(Beginning of Exercise text)

Surprisingly, New York City’s instructional employee benefits (adjusted downward for the cost of living) at $1,262 per student, while 52.2% higher than the U.S. average, was below the averages for Upstate New York and the Downstate Suburbs. My guess is that in response to the recession, the city had deferred the pension contributions it should have been making at the time. I know for a fact that the Giuliani Administration did so in FY 2000 and FY 2001. That would come back to haunt the city’s children later. As would the fact that money was being set aside for a pension at age 62 after 30 years of work with no inflation adjustment and a 3.0% employee contribution, but after later deals some teachers would later walk out the door at age 55 after 25 years of work with an inflation adjustment and a 3.0% contribution after just 10 years, with perhaps a 1.85% contribution for a few years after that. What wasn’t paid for will be paid dearly for going forward.

New York City’s instructional spending other than for personnel, at $309 per student, was far below the U.S. average of $501 in FY 1996. I can tell you firsthand that teachers were given little if anything in teaching supplies that year. If was in fact common from the 1970s fiscal crisis through the early 2000s for dedicated NYC teachers (ie. scabs) to have to purchase their own materials out of their own salaries, while the students of other teachers just did without. I was surprised to notice that instructional spending other than personnel was about as low in other parts of NY State in FY 1996. Of course in other school districts, that might have been a one-year, recession-related phenomenon, and the students in other districts may have had relatively up to date textbooks as a result.

Throughout the 1990s, I continued to read about how much the NYC schools wasted outside the classroom. Then I would look at the numbers, and see this was nonsense (not an usual situation). It turns out that accusation was just a political/media rationalization for cheating NYC children on overall funding. Adjusted for the cost of living, the city’s non-instructional spending was $2,169 per student in FY 1996, 28.1% below the U.S. average and a little more than half the average for the Downstate Suburbs.

In addition to not having teaching materials, NYC teachers received one-tenth the U.S. average in spending on instructional staff support. At the time, NYC spending on “Operation and Maintenance of Plant” was also slightly below the U.S. average, though well below the rest of the state. Although the custodians also had a “you will pretend to work” deal, based on expose’s I recall from the time. General Administration, as well, was below the U.S. average, despite complaints about a massive bureaucracy at 110 Livingston Street. Indeed, the only category of non-instructional expenditures per student for which the city was above the U.S. average after adjustment for the cost of living was school transportation – even though most NYC children walked to school. The school bus industry benefitted from automatically renewed, no-bid contracts (and made lots of campaign contributions) at the time (not sure about now).

I had intended for this to be the last post on this subject, but it is already long and I don’t have time to finish it. In a later post, I’ll use Census Bureau data to compare FY 1996 to FY 2009 (one can already see the result in the spreadsheet attached to this post) to see where the city added money when school funding increased, and use NYC budget documents to show what has changed from FY 2009 to FY 2011, and what is proposed to happen next year.

(End of Exercise text)
(Beginning of Listed records)

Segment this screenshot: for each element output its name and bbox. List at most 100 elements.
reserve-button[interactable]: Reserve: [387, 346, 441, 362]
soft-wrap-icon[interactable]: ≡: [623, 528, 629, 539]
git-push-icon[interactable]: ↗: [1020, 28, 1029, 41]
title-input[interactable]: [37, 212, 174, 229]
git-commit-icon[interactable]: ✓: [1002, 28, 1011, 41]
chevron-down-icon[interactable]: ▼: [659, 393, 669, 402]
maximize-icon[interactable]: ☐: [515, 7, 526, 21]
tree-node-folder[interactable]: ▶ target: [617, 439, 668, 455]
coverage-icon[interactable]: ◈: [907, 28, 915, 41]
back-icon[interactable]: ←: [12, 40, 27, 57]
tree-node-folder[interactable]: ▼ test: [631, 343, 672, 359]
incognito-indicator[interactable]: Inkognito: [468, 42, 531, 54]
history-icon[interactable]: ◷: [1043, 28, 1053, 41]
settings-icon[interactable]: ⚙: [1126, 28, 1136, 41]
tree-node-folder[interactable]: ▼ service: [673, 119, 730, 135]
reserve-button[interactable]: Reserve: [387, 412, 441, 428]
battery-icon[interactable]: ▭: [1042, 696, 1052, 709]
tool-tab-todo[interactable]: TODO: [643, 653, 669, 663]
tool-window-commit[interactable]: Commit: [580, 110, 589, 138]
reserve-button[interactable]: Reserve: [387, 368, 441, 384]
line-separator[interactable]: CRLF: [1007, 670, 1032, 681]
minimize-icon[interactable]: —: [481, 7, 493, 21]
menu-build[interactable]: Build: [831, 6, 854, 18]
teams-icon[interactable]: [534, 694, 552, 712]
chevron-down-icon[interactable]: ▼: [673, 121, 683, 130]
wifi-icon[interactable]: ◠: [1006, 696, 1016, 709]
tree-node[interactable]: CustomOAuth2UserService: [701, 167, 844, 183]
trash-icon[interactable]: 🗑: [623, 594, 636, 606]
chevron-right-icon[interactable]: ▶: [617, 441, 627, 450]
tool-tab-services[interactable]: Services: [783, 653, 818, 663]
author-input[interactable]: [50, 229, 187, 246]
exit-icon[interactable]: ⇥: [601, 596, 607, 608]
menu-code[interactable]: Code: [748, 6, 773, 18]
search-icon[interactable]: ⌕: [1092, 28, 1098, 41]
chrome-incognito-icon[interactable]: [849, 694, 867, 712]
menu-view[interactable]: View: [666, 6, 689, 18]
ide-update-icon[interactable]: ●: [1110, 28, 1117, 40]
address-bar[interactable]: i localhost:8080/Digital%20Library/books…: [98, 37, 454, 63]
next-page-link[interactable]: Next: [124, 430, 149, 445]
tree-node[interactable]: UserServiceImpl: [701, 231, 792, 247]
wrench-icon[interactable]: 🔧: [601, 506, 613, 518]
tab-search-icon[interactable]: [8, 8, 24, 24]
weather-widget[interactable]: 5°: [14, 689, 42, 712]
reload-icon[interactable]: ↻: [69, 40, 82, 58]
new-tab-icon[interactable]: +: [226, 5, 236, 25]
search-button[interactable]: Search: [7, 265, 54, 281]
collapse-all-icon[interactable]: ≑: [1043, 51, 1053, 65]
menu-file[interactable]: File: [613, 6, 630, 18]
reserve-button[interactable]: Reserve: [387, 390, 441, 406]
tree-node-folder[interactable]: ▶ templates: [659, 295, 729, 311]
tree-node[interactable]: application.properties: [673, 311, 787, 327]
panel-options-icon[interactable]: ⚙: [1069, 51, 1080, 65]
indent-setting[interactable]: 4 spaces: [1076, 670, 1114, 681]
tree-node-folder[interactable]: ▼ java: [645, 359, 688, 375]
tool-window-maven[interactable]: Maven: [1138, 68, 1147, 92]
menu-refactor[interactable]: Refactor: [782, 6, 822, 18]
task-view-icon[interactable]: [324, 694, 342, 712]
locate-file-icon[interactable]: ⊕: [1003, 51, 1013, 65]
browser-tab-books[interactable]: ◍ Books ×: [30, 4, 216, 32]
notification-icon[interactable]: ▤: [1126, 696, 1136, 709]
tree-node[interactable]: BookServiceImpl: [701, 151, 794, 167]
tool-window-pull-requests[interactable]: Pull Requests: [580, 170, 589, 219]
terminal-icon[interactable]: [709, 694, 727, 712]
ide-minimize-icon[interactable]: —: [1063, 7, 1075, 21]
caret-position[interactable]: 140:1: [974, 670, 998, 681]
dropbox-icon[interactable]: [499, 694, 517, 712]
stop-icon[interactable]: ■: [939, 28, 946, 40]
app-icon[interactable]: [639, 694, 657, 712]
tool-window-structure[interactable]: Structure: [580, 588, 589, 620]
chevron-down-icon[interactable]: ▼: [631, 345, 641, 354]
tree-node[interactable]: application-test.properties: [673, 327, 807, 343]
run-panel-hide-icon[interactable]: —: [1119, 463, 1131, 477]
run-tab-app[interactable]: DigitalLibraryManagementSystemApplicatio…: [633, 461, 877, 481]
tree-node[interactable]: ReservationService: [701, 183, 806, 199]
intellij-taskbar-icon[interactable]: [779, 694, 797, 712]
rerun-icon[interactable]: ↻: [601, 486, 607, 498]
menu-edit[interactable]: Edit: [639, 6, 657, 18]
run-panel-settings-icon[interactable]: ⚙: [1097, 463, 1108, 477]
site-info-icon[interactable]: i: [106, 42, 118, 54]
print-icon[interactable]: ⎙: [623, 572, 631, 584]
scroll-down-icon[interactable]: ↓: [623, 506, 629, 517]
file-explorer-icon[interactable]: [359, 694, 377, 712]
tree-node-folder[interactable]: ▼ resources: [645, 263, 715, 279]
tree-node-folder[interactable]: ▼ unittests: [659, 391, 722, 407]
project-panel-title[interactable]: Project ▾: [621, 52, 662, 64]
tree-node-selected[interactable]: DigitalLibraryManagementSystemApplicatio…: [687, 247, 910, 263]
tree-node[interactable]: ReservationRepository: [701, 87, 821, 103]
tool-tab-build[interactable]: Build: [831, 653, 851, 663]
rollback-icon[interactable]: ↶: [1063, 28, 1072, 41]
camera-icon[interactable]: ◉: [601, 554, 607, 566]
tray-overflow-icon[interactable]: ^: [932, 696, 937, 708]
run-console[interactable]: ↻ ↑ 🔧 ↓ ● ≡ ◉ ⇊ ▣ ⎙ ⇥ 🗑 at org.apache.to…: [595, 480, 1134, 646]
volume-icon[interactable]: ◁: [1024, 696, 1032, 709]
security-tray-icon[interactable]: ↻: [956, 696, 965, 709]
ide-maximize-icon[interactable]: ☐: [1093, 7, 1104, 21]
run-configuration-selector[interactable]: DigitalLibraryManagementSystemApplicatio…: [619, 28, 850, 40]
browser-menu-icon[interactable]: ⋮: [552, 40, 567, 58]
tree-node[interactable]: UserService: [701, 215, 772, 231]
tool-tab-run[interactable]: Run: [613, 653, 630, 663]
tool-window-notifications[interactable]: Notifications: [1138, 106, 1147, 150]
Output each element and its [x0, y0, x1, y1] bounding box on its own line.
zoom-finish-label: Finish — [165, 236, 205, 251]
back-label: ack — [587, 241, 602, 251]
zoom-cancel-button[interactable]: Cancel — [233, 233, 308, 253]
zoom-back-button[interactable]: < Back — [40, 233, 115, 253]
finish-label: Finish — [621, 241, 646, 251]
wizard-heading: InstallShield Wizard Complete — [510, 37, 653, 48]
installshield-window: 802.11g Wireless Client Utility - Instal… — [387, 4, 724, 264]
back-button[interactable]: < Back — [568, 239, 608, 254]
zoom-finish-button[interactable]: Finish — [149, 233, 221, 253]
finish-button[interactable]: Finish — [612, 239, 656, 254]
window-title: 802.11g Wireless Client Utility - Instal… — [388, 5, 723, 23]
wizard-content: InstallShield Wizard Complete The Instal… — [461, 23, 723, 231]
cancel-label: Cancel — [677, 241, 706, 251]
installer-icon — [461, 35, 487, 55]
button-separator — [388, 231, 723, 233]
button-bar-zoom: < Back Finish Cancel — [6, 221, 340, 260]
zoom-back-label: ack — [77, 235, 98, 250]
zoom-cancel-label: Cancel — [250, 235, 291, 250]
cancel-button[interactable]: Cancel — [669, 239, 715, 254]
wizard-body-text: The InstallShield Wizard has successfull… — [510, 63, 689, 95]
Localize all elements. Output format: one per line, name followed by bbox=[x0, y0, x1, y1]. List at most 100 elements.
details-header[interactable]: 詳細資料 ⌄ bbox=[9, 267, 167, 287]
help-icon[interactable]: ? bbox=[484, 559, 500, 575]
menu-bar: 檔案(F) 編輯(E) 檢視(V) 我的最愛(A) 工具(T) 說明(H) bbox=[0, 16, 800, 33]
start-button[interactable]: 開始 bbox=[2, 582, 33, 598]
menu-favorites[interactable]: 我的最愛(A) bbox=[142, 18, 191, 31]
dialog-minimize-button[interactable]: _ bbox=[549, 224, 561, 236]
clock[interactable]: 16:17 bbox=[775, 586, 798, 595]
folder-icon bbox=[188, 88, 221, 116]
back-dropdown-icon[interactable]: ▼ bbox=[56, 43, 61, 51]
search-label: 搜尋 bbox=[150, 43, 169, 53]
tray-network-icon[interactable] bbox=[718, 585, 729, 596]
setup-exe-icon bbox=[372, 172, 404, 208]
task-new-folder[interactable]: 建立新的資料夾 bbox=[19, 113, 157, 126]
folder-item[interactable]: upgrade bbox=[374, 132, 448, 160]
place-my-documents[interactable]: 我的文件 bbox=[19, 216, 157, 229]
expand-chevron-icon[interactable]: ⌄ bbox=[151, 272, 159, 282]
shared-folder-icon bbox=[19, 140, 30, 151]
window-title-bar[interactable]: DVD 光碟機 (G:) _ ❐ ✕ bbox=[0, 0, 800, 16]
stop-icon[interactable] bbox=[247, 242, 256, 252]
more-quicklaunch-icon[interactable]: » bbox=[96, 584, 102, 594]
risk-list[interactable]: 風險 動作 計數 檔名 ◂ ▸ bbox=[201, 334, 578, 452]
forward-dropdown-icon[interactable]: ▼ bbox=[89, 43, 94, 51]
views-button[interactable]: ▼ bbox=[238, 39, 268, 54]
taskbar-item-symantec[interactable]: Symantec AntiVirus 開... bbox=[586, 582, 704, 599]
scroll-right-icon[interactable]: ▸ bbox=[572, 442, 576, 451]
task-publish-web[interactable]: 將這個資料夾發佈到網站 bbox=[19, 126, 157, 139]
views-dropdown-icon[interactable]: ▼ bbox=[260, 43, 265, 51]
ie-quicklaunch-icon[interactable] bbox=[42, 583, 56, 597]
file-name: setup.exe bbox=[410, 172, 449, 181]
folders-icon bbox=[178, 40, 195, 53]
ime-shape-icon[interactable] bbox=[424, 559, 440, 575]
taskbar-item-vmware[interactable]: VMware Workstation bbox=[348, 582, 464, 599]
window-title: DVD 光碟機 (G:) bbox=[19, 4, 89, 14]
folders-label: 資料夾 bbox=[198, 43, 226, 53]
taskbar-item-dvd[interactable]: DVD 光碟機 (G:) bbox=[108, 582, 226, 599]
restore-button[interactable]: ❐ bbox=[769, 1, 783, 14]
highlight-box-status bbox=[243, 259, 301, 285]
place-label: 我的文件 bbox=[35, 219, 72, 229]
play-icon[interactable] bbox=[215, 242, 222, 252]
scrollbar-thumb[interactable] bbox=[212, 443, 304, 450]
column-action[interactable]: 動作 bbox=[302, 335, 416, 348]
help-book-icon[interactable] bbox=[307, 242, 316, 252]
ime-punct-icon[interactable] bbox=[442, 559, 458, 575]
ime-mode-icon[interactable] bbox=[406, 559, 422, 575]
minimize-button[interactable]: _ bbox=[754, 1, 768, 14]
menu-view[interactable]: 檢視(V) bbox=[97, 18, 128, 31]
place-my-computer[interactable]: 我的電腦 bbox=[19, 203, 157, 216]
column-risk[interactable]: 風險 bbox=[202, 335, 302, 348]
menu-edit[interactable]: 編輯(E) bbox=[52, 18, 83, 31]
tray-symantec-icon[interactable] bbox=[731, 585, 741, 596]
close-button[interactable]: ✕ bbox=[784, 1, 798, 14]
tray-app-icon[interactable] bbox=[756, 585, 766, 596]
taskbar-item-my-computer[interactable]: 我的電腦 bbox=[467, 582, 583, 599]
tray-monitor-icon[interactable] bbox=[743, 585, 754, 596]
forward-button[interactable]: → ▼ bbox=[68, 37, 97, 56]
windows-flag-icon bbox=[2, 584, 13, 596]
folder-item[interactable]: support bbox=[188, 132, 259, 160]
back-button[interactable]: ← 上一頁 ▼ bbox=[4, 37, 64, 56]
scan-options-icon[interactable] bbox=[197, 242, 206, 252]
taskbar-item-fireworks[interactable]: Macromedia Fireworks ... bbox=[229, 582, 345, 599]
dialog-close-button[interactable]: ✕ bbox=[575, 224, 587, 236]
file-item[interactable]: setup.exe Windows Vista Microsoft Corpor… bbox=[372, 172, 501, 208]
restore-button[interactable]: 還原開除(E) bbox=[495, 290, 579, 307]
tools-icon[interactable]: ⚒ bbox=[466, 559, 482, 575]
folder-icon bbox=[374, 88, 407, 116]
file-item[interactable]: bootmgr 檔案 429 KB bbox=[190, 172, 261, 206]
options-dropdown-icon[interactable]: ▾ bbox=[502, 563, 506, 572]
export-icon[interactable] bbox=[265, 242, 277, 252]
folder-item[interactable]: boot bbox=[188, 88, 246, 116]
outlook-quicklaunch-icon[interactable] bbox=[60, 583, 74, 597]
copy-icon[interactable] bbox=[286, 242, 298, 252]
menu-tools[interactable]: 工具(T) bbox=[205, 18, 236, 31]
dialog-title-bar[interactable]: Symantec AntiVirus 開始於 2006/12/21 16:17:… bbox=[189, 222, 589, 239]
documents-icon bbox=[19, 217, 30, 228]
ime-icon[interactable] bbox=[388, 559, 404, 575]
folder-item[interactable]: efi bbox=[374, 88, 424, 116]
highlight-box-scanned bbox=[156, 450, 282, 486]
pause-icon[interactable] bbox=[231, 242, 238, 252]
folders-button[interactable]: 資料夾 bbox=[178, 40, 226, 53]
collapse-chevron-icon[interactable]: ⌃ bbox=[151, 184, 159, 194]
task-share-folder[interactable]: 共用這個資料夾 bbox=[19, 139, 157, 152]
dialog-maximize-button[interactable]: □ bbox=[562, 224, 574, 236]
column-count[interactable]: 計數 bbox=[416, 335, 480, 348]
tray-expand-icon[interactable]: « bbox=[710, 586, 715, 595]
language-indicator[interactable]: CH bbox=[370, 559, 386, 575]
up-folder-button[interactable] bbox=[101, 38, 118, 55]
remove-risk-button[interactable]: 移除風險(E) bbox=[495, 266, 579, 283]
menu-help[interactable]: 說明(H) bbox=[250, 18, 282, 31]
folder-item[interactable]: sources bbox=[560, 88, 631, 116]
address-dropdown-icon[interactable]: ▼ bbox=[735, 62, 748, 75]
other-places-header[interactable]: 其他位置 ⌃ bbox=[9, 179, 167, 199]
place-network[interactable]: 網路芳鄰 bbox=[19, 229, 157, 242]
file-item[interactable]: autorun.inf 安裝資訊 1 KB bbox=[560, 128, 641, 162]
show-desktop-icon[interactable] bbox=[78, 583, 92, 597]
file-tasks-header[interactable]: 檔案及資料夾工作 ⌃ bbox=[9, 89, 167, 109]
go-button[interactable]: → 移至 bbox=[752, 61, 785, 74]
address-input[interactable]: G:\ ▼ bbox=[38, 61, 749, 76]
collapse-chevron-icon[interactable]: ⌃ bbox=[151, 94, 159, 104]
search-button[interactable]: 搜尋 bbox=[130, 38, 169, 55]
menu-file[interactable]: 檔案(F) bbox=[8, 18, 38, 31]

(End of Listed records)

**Task to complete:** In the text on New York City school spending, which category of non-instructional spending per student was the only one where the city was above the U.S. average after adjusting for the cost of living? The lines have nothing to do with the text.

**Exercise response:** School transportation.